### Problem to work on
Locate and copy each line in the data that contains the word "κραυγὴ".

(Data items)
◇ ◇ ◇ ◇ ◇

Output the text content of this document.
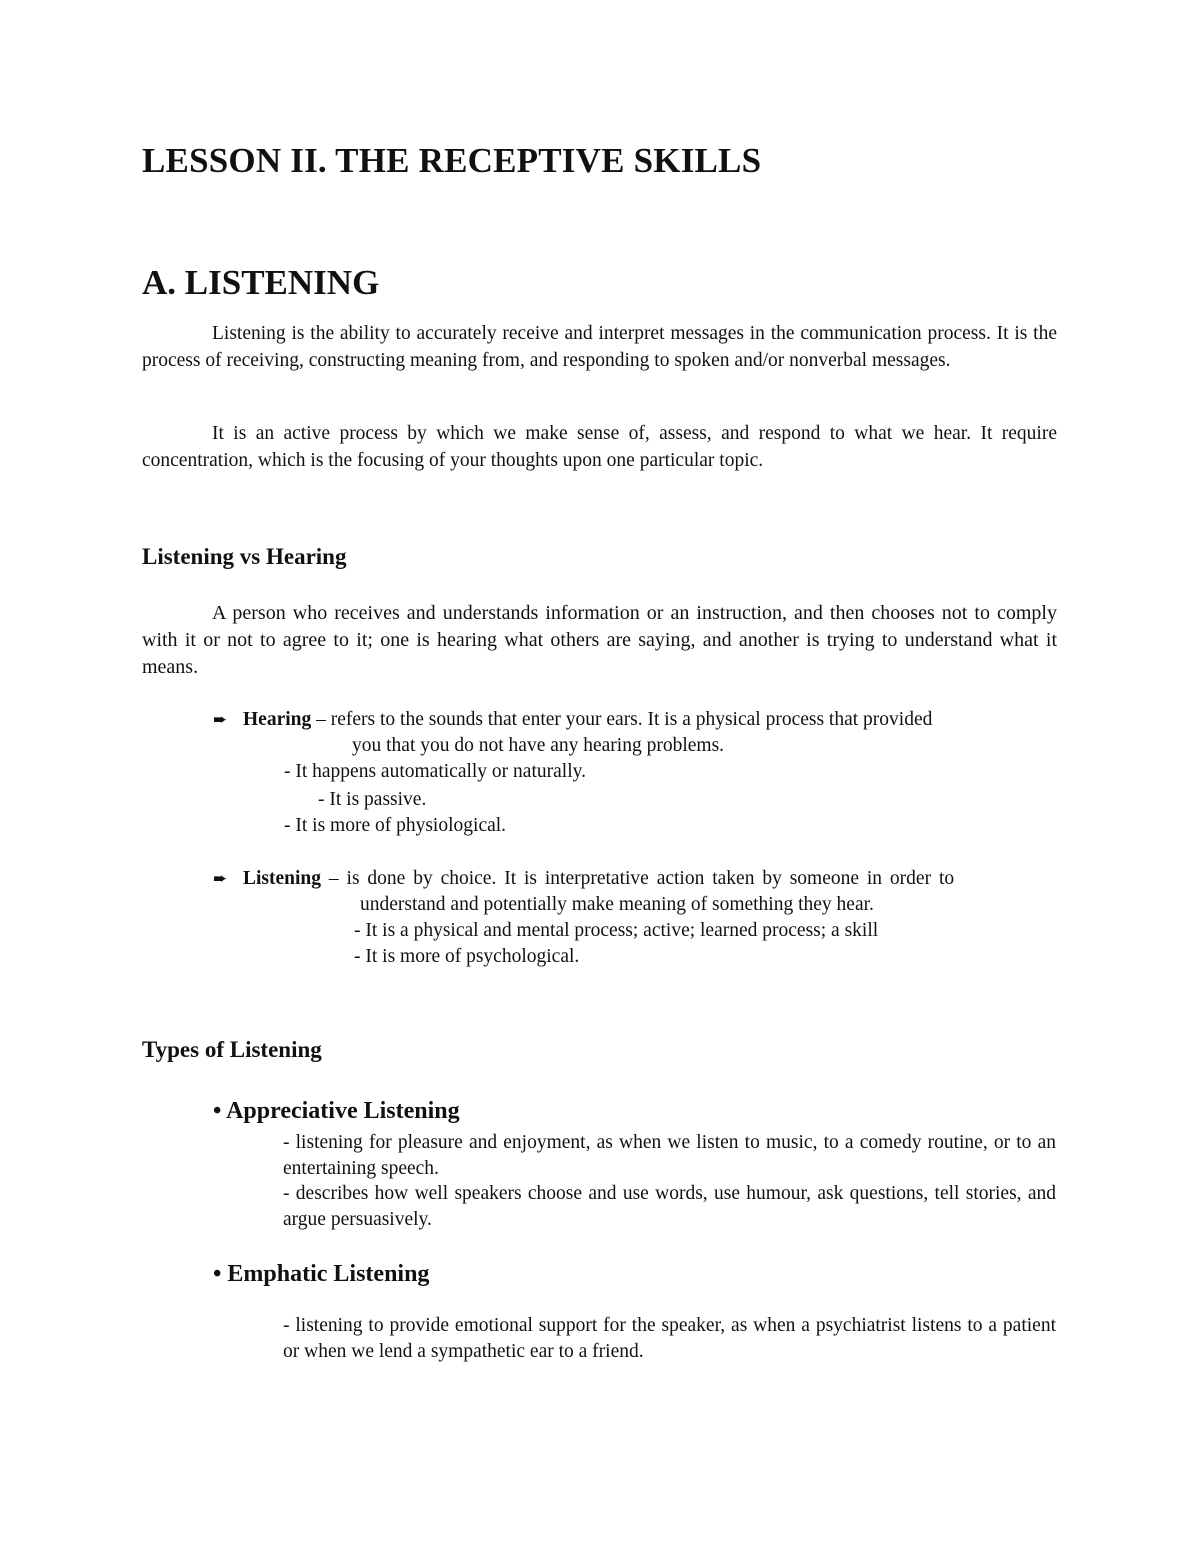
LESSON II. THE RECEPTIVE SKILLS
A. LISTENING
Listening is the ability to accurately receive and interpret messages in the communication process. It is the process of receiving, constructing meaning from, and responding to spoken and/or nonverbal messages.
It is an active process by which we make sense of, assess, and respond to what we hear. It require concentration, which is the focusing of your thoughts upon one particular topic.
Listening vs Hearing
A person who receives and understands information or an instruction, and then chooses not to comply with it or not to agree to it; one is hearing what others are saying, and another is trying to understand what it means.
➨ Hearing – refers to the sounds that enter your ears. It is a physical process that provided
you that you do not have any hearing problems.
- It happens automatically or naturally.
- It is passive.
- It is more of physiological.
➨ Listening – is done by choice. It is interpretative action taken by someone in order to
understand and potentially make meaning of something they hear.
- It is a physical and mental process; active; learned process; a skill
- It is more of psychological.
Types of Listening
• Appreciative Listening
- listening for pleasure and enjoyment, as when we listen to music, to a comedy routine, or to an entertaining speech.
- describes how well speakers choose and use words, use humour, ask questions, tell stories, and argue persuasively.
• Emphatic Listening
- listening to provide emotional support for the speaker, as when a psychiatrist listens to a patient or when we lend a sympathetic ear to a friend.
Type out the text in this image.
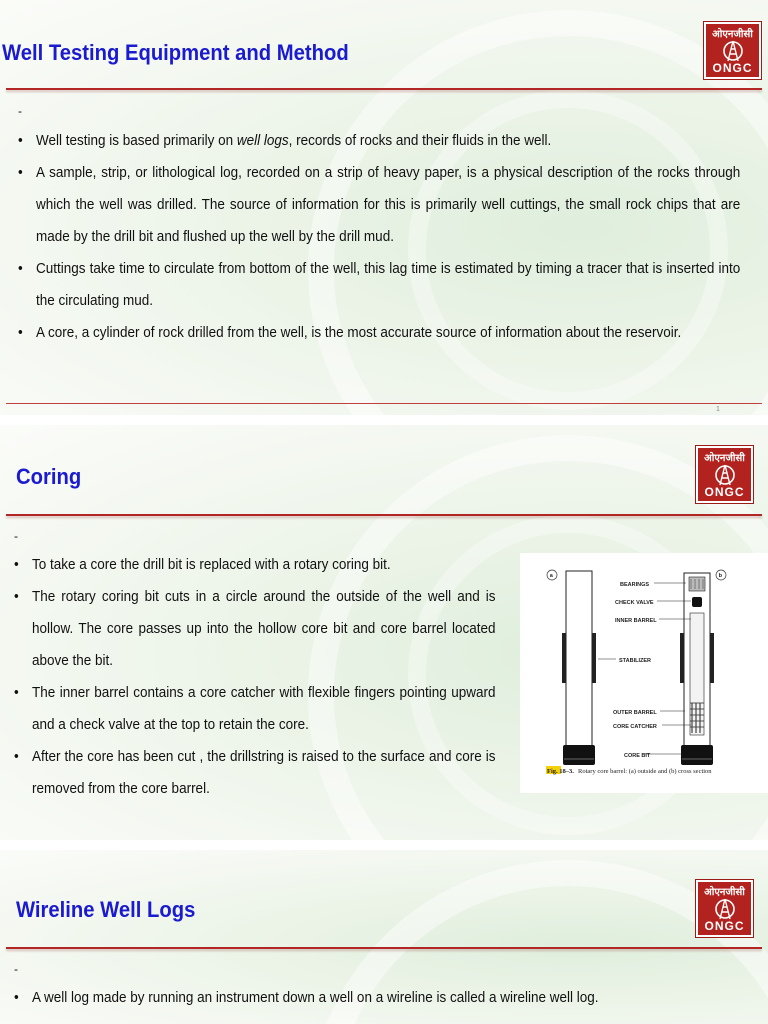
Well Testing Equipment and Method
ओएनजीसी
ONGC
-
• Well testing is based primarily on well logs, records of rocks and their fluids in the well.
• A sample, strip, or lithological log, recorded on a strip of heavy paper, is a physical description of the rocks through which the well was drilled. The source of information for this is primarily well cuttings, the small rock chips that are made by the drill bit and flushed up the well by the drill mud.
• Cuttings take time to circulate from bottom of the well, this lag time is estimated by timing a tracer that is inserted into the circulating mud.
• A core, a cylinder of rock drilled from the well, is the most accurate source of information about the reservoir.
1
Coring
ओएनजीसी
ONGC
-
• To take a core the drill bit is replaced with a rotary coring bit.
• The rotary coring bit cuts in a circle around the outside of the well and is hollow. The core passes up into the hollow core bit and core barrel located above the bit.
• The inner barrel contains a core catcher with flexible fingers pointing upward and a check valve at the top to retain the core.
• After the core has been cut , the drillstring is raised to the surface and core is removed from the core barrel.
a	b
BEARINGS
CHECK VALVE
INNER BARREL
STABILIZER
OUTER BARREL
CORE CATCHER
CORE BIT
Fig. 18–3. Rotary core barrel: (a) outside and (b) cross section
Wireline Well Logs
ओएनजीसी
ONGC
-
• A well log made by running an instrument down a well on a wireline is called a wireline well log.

◇ ◇ ◇ ◇ ◇

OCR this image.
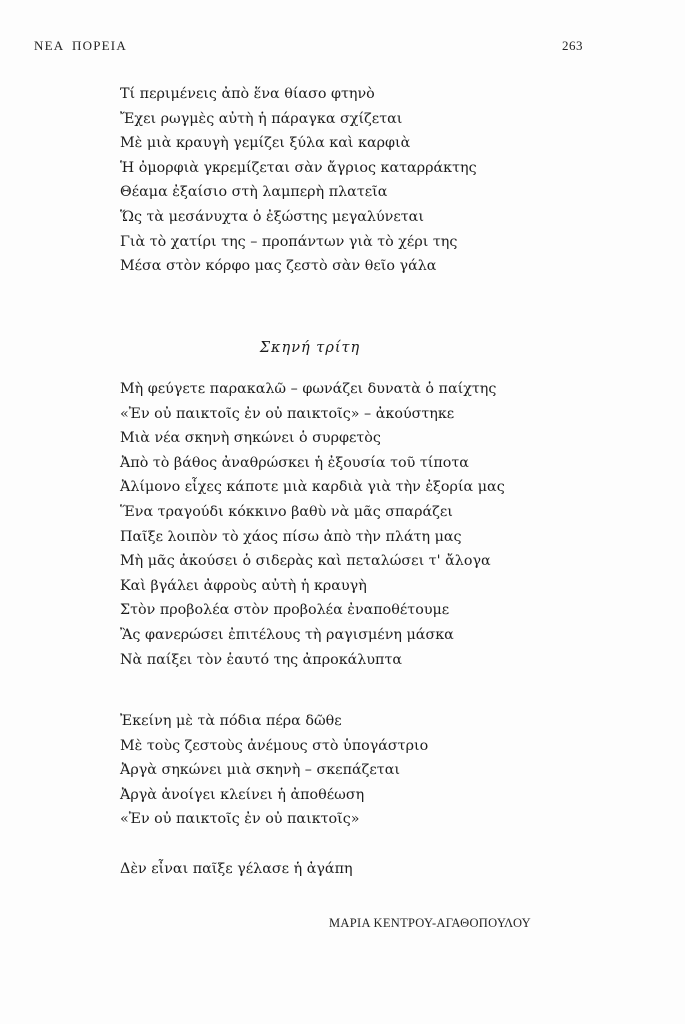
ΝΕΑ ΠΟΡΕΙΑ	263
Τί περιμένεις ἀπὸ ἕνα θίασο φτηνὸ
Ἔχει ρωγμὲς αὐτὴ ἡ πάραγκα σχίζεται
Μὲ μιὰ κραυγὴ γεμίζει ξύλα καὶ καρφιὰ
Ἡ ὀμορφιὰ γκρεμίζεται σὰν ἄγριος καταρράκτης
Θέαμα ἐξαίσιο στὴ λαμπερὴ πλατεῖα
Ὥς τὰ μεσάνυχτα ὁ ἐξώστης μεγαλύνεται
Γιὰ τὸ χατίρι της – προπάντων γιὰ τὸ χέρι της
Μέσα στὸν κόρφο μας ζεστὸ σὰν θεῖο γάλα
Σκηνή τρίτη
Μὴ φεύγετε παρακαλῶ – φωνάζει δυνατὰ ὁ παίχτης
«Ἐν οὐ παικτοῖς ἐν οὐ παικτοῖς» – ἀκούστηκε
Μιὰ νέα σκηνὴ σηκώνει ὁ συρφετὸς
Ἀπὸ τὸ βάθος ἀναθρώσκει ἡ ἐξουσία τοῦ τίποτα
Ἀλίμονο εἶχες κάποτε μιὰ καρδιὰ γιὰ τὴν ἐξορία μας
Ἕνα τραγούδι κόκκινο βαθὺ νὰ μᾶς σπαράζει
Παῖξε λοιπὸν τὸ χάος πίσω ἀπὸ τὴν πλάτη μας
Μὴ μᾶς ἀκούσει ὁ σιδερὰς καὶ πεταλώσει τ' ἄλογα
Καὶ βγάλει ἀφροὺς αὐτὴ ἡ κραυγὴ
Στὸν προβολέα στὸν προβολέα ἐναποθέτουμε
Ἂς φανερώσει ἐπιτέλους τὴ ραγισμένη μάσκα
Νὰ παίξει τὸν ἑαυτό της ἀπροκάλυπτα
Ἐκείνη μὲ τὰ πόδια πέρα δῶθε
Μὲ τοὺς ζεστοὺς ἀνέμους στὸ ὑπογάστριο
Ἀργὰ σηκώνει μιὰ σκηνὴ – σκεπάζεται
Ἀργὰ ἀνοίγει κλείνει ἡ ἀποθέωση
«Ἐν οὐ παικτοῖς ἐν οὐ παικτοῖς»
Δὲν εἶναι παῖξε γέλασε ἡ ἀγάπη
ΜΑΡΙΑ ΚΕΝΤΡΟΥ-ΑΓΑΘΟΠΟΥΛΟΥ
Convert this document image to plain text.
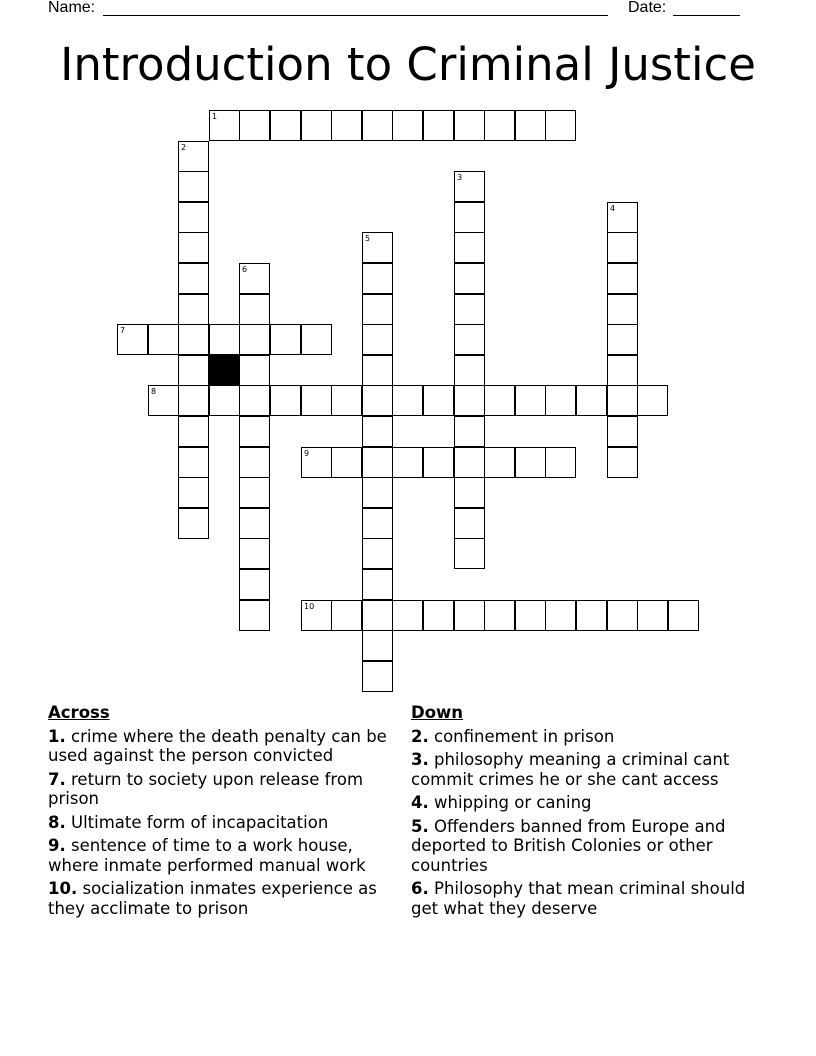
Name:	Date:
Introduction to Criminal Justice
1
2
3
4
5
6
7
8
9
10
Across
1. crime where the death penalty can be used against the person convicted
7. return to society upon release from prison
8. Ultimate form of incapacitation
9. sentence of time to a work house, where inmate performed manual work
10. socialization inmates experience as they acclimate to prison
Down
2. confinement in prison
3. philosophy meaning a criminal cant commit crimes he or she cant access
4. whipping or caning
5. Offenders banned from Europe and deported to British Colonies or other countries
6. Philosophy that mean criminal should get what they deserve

◇ ◇ ◇ ◇ ◇

### Correct response
Μὲ μιὰ κραυγὴ γεμίζει ξύλα καὶ καρφιὰ
Καὶ βγάλει ἀφροὺς αὐτὴ ἡ κραυγὴ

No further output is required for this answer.